### WHAT YOU ARE ASKED TO DO
Every entry that follows needs to be repeated exactly.

* Begin RECORD LIST *

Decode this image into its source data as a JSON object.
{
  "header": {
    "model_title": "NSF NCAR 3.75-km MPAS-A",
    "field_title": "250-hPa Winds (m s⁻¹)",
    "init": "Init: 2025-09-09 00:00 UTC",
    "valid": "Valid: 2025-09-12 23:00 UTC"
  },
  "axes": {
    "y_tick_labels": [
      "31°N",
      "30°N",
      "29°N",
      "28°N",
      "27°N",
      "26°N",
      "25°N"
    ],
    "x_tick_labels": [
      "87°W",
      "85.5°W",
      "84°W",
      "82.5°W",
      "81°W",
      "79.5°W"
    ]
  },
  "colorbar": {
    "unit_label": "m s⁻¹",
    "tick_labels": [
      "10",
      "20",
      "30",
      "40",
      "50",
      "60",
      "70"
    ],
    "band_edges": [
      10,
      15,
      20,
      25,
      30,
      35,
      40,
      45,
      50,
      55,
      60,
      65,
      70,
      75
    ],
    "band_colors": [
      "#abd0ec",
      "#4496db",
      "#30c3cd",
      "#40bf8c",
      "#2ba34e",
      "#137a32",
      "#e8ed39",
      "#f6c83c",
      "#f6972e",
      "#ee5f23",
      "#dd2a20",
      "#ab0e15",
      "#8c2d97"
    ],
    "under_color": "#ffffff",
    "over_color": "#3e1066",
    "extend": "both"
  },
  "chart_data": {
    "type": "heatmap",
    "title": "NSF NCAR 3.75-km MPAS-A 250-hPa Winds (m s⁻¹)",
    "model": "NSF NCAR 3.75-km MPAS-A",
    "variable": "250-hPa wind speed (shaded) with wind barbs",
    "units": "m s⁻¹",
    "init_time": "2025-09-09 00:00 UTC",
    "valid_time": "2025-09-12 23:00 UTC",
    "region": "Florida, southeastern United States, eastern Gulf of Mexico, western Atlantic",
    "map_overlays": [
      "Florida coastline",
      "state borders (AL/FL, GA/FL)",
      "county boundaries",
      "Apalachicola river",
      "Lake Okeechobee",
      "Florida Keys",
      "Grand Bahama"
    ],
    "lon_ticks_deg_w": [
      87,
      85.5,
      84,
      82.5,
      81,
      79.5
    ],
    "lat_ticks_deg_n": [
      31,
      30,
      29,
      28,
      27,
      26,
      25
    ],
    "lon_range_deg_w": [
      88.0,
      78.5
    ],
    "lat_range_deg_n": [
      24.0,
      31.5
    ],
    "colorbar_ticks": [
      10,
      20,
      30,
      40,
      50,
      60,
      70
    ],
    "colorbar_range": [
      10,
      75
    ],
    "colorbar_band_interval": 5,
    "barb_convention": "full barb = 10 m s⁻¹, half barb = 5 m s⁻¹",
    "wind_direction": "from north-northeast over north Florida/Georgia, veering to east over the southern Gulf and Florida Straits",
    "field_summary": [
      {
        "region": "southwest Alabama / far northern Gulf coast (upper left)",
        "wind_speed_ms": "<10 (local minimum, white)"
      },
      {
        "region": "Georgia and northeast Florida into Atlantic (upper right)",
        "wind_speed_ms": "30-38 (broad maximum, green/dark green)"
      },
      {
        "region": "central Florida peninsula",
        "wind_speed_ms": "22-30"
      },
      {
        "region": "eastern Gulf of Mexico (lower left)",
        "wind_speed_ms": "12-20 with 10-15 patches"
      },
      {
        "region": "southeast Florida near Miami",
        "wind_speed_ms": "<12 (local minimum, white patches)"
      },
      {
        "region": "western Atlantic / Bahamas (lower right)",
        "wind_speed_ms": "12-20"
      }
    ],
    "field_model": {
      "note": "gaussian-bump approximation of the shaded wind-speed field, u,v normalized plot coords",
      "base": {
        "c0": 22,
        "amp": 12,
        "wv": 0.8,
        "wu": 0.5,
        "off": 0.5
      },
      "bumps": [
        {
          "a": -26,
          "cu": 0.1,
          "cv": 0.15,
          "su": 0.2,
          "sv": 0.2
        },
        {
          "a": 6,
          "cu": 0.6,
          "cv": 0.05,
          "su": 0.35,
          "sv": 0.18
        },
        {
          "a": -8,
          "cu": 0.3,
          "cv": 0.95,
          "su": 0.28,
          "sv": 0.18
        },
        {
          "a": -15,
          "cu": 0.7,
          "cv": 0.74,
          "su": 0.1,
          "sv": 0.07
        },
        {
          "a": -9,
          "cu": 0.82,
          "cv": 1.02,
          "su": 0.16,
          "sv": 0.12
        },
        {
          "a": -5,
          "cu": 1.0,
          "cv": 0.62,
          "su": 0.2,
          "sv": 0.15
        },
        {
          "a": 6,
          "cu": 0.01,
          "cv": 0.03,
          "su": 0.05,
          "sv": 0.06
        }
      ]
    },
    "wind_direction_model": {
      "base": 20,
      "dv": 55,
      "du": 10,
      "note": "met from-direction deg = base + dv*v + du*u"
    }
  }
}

* End RECORD LIST *

### REPLY
Decode this image into its source data as a JSON object.
{
  "header": {
    "model_title": "NSF NCAR 3.75-km MPAS-A",
    "field_title": "250-hPa Winds (m s⁻¹)",
    "init": "Init: 2025-09-09 00:00 UTC",
    "valid": "Valid: 2025-09-12 23:00 UTC"
  },
  "axes": {
    "y_tick_labels": [
      "31°N",
      "30°N",
      "29°N",
      "28°N",
      "27°N",
      "26°N",
      "25°N"
    ],
    "x_tick_labels": [
      "87°W",
      "85.5°W",
      "84°W",
      "82.5°W",
      "81°W",
      "79.5°W"
    ]
  },
  "colorbar": {
    "unit_label": "m s⁻¹",
    "tick_labels": [
      "10",
      "20",
      "30",
      "40",
      "50",
      "60",
      "70"
    ],
    "band_edges": [
      10,
      15,
      20,
      25,
      30,
      35,
      40,
      45,
      50,
      55,
      60,
      65,
      70,
      75
    ],
    "band_colors": [
      "#abd0ec",
      "#4496db",
      "#30c3cd",
      "#40bf8c",
      "#2ba34e",
      "#137a32",
      "#e8ed39",
      "#f6c83c",
      "#f6972e",
      "#ee5f23",
      "#dd2a20",
      "#ab0e15",
      "#8c2d97"
    ],
    "under_color": "#ffffff",
    "over_color": "#3e1066",
    "extend": "both"
  },
  "chart_data": {
    "type": "heatmap",
    "title": "NSF NCAR 3.75-km MPAS-A 250-hPa Winds (m s⁻¹)",
    "model": "NSF NCAR 3.75-km MPAS-A",
    "variable": "250-hPa wind speed (shaded) with wind barbs",
    "units": "m s⁻¹",
    "init_time": "2025-09-09 00:00 UTC",
    "valid_time": "2025-09-12 23:00 UTC",
    "region": "Florida, southeastern United States, eastern Gulf of Mexico, western Atlantic",
    "map_overlays": [
      "Florida coastline",
      "state borders (AL/FL, GA/FL)",
      "county boundaries",
      "Apalachicola river",
      "Lake Okeechobee",
      "Florida Keys",
      "Grand Bahama"
    ],
    "lon_ticks_deg_w": [
      87,
      85.5,
      84,
      82.5,
      81,
      79.5
    ],
    "lat_ticks_deg_n": [
      31,
      30,
      29,
      28,
      27,
      26,
      25
    ],
    "lon_range_deg_w": [
      88.0,
      78.5
    ],
    "lat_range_deg_n": [
      24.0,
      31.5
    ],
    "colorbar_ticks": [
      10,
      20,
      30,
      40,
      50,
      60,
      70
    ],
    "colorbar_range": [
      10,
      75
    ],
    "colorbar_band_interval": 5,
    "barb_convention": "full barb = 10 m s⁻¹, half barb = 5 m s⁻¹",
    "wind_direction": "from north-northeast over north Florida/Georgia, veering to east over the southern Gulf and Florida Straits",
    "field_summary": [
      {
        "region": "southwest Alabama / far northern Gulf coast (upper left)",
        "wind_speed_ms": "<10 (local minimum, white)"
      },
      {
        "region": "Georgia and northeast Florida into Atlantic (upper right)",
        "wind_speed_ms": "30-38 (broad maximum, green/dark green)"
      },
      {
        "region": "central Florida peninsula",
        "wind_speed_ms": "22-30"
      },
      {
        "region": "eastern Gulf of Mexico (lower left)",
        "wind_speed_ms": "12-20 with 10-15 patches"
      },
      {
        "region": "southeast Florida near Miami",
        "wind_speed_ms": "<12 (local minimum, white patches)"
      },
      {
        "region": "western Atlantic / Bahamas (lower right)",
        "wind_speed_ms": "12-20"
      }
    ],
    "field_model": {
      "note": "gaussian-bump approximation of the shaded wind-speed field, u,v normalized plot coords",
      "base": {
        "c0": 22,
        "amp": 12,
        "wv": 0.8,
        "wu": 0.5,
        "off": 0.5
      },
      "bumps": [
        {
          "a": -26,
          "cu": 0.1,
          "cv": 0.15,
          "su": 0.2,
          "sv": 0.2
        },
        {
          "a": 6,
          "cu": 0.6,
          "cv": 0.05,
          "su": 0.35,
          "sv": 0.18
        },
        {
          "a": -8,
          "cu": 0.3,
          "cv": 0.95,
          "su": 0.28,
          "sv": 0.18
        },
        {
          "a": -15,
          "cu": 0.7,
          "cv": 0.74,
          "su": 0.1,
          "sv": 0.07
        },
        {
          "a": -9,
          "cu": 0.82,
          "cv": 1.02,
          "su": 0.16,
          "sv": 0.12
        },
        {
          "a": -5,
          "cu": 1.0,
          "cv": 0.62,
          "su": 0.2,
          "sv": 0.15
        },
        {
          "a": 6,
          "cu": 0.01,
          "cv": 0.03,
          "su": 0.05,
          "sv": 0.06
        }
      ]
    },
    "wind_direction_model": {
      "base": 20,
      "dv": 55,
      "du": 10,
      "note": "met from-direction deg = base + dv*v + du*u"
    }
  }
}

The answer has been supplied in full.